**STATED EXERCISE**: Word for word, transcribe the lines below and drop the pictures.

------------------------------

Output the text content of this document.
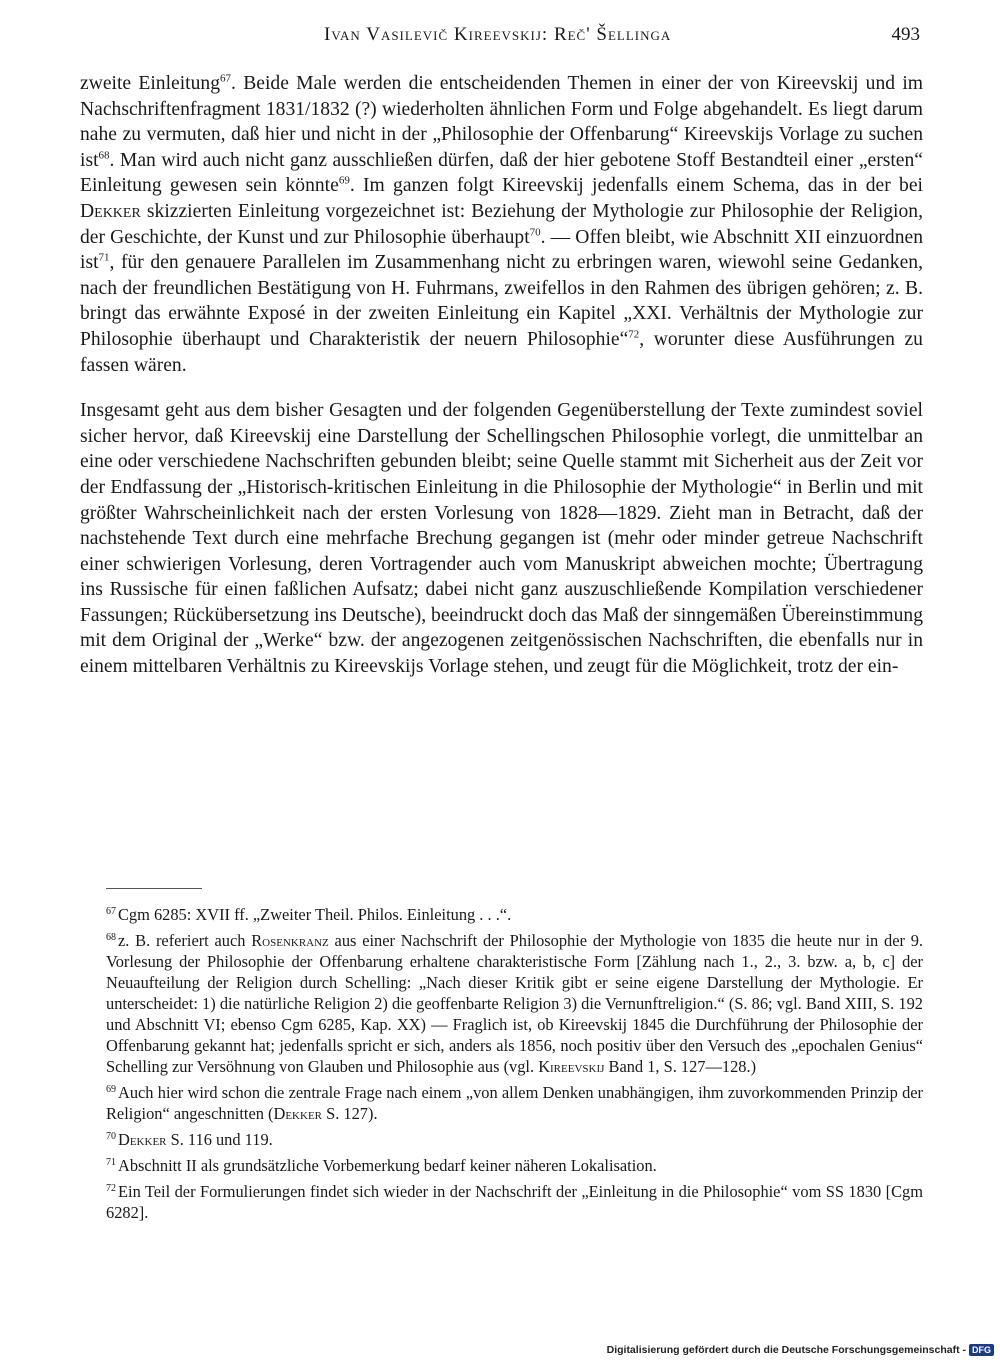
Ivan Vasilevič Kireevskij: Reč' Šellinga	493

zweite Einleitung$^{67}$. Beide Male werden die entscheidenden Themen in einer der von Kireevskij und im Nachschriftenfragment 1831/1832 (?) wiederholten ähnlichen Form und Folge abgehandelt. Es liegt darum nahe zu vermuten, daß hier und nicht in der „Philosophie der Offenbarung“ Kireevskijs Vorlage zu suchen ist$^{68}$. Man wird auch nicht ganz ausschließen dürfen, daß der hier gebotene Stoff Bestandteil einer „ersten“ Einleitung gewesen sein könnte$^{69}$. Im ganzen folgt Kireevskij jedenfalls einem Schema, das in der bei Dekker skizzierten Einleitung vorgezeichnet ist: Beziehung der Mythologie zur Philosophie der Religion, der Geschichte, der Kunst und zur Philosophie überhaupt$^{70}$. — Offen bleibt, wie Abschnitt XII einzuordnen ist$^{71}$, für den genauere Parallelen im Zusammenhang nicht zu erbringen waren, wiewohl seine Gedanken, nach der freundlichen Bestätigung von H. Fuhrmans, zweifellos in den Rahmen des übrigen gehören; z. B. bringt das erwähnte Exposé in der zweiten Einleitung ein Kapitel „XXI. Verhältnis der Mythologie zur Philosophie überhaupt und Charakteristik der neuern Philosophie“$^{72}$, worunter diese Ausführungen zu fassen wären.

Insgesamt geht aus dem bisher Gesagten und der folgenden Gegenüberstellung der Texte zumindest soviel sicher hervor, daß Kireevskij eine Darstellung der Schellingschen Philosophie vorlegt, die unmittelbar an eine oder verschiedene Nachschriften gebunden bleibt; seine Quelle stammt mit Sicherheit aus der Zeit vor der Endfassung der „Historisch-kritischen Einleitung in die Philosophie der Mythologie“ in Berlin und mit größter Wahrscheinlichkeit nach der ersten Vorlesung von 1828—1829. Zieht man in Betracht, daß der nachstehende Text durch eine mehrfache Brechung gegangen ist (mehr oder minder getreue Nachschrift einer schwierigen Vorlesung, deren Vortragender auch vom Manuskript abweichen mochte; Übertragung ins Russische für einen faßlichen Aufsatz; dabei nicht ganz auszuschließende Kompilation verschiedener Fassungen; Rückübersetzung ins Deutsche), beeindruckt doch das Maß der sinngemäßen Übereinstimmung mit dem Original der „Werke“ bzw. der angezogenen zeitgenössischen Nachschriften, die ebenfalls nur in einem mittelbaren Verhältnis zu Kireevskijs Vorlage stehen, und zeugt für die Möglichkeit, trotz der ein-

$^{67}$ Cgm 6285: XVII ff. „Zweiter Theil. Philos. Einleitung . . .“.

$^{68}$ z. B. referiert auch Rosenkranz aus einer Nachschrift der Philosophie der Mythologie von 1835 die heute nur in der 9. Vorlesung der Philosophie der Offenbarung erhaltene charakteristische Form [Zählung nach 1., 2., 3. bzw. a, b, c] der Neuaufteilung der Religion durch Schelling: „Nach dieser Kritik gibt er seine eigene Darstellung der Mythologie. Er unterscheidet: 1) die natürliche Religion 2) die geoffenbarte Religion 3) die Vernunftreligion.“ (S. 86; vgl. Band XIII, S. 192 und Abschnitt VI; ebenso Cgm 6285, Kap. XX) — Fraglich ist, ob Kireevskij 1845 die Durchführung der Philosophie der Offenbarung gekannt hat; jedenfalls spricht er sich, anders als 1856, noch positiv über den Versuch des „epochalen Genius“ Schelling zur Versöhnung von Glauben und Philosophie aus (vgl. Kireevskij Band 1, S. 127—128.)

$^{69}$ Auch hier wird schon die zentrale Frage nach einem „von allem Denken unabhängigen, ihm zuvorkommenden Prinzip der Religion“ angeschnitten (Dekker S. 127).

$^{70}$ Dekker S. 116 und 119.

$^{71}$ Abschnitt II als grundsätzliche Vorbemerkung bedarf keiner näheren Lokalisation.

$^{72}$ Ein Teil der Formulierungen findet sich wieder in der Nachschrift der „Einleitung in die Philosophie“ vom SS 1830 [Cgm 6282].

Digitalisierung gefördert durch die Deutsche Forschungsgemeinschaft - DFG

------------------------------

**RESULT BELOW**:
Output the text content of this document.
Ivan Vasilevič Kireevskij: Reč' Šellinga	493

zweite Einleitung$^{67}$. Beide Male werden die entscheidenden Themen in einer der von Kireevskij und im Nachschriftenfragment 1831/1832 (?) wiederholten ähnlichen Form und Folge abgehandelt. Es liegt darum nahe zu vermuten, daß hier und nicht in der „Philosophie der Offenbarung“ Kireevskijs Vorlage zu suchen ist$^{68}$. Man wird auch nicht ganz ausschließen dürfen, daß der hier gebotene Stoff Bestandteil einer „ersten“ Einleitung gewesen sein könnte$^{69}$. Im ganzen folgt Kireevskij jedenfalls einem Schema, das in der bei Dekker skizzierten Einleitung vorgezeichnet ist: Beziehung der Mythologie zur Philosophie der Religion, der Geschichte, der Kunst und zur Philosophie überhaupt$^{70}$. — Offen bleibt, wie Abschnitt XII einzuordnen ist$^{71}$, für den genauere Parallelen im Zusammenhang nicht zu erbringen waren, wiewohl seine Gedanken, nach der freundlichen Bestätigung von H. Fuhrmans, zweifellos in den Rahmen des übrigen gehören; z. B. bringt das erwähnte Exposé in der zweiten Einleitung ein Kapitel „XXI. Verhältnis der Mythologie zur Philosophie überhaupt und Charakteristik der neuern Philosophie“$^{72}$, worunter diese Ausführungen zu fassen wären.

Insgesamt geht aus dem bisher Gesagten und der folgenden Gegenüberstellung der Texte zumindest soviel sicher hervor, daß Kireevskij eine Darstellung der Schellingschen Philosophie vorlegt, die unmittelbar an eine oder verschiedene Nachschriften gebunden bleibt; seine Quelle stammt mit Sicherheit aus der Zeit vor der Endfassung der „Historisch-kritischen Einleitung in die Philosophie der Mythologie“ in Berlin und mit größter Wahrscheinlichkeit nach der ersten Vorlesung von 1828—1829. Zieht man in Betracht, daß der nachstehende Text durch eine mehrfache Brechung gegangen ist (mehr oder minder getreue Nachschrift einer schwierigen Vorlesung, deren Vortragender auch vom Manuskript abweichen mochte; Übertragung ins Russische für einen faßlichen Aufsatz; dabei nicht ganz auszuschließende Kompilation verschiedener Fassungen; Rückübersetzung ins Deutsche), beeindruckt doch das Maß der sinngemäßen Übereinstimmung mit dem Original der „Werke“ bzw. der angezogenen zeitgenössischen Nachschriften, die ebenfalls nur in einem mittelbaren Verhältnis zu Kireevskijs Vorlage stehen, und zeugt für die Möglichkeit, trotz der ein-

$^{67}$ Cgm 6285: XVII ff. „Zweiter Theil. Philos. Einleitung . . .“.

$^{68}$ z. B. referiert auch Rosenkranz aus einer Nachschrift der Philosophie der Mythologie von 1835 die heute nur in der 9. Vorlesung der Philosophie der Offenbarung erhaltene charakteristische Form [Zählung nach 1., 2., 3. bzw. a, b, c] der Neuaufteilung der Religion durch Schelling: „Nach dieser Kritik gibt er seine eigene Darstellung der Mythologie. Er unterscheidet: 1) die natürliche Religion 2) die geoffenbarte Religion 3) die Vernunftreligion.“ (S. 86; vgl. Band XIII, S. 192 und Abschnitt VI; ebenso Cgm 6285, Kap. XX) — Fraglich ist, ob Kireevskij 1845 die Durchführung der Philosophie der Offenbarung gekannt hat; jedenfalls spricht er sich, anders als 1856, noch positiv über den Versuch des „epochalen Genius“ Schelling zur Versöhnung von Glauben und Philosophie aus (vgl. Kireevskij Band 1, S. 127—128.)

$^{69}$ Auch hier wird schon die zentrale Frage nach einem „von allem Denken unabhängigen, ihm zuvorkommenden Prinzip der Religion“ angeschnitten (Dekker S. 127).

$^{70}$ Dekker S. 116 und 119.

$^{71}$ Abschnitt II als grundsätzliche Vorbemerkung bedarf keiner näheren Lokalisation.

$^{72}$ Ein Teil der Formulierungen findet sich wieder in der Nachschrift der „Einleitung in die Philosophie“ vom SS 1830 [Cgm 6282].

Digitalisierung gefördert durch die Deutsche Forschungsgemeinschaft - DFG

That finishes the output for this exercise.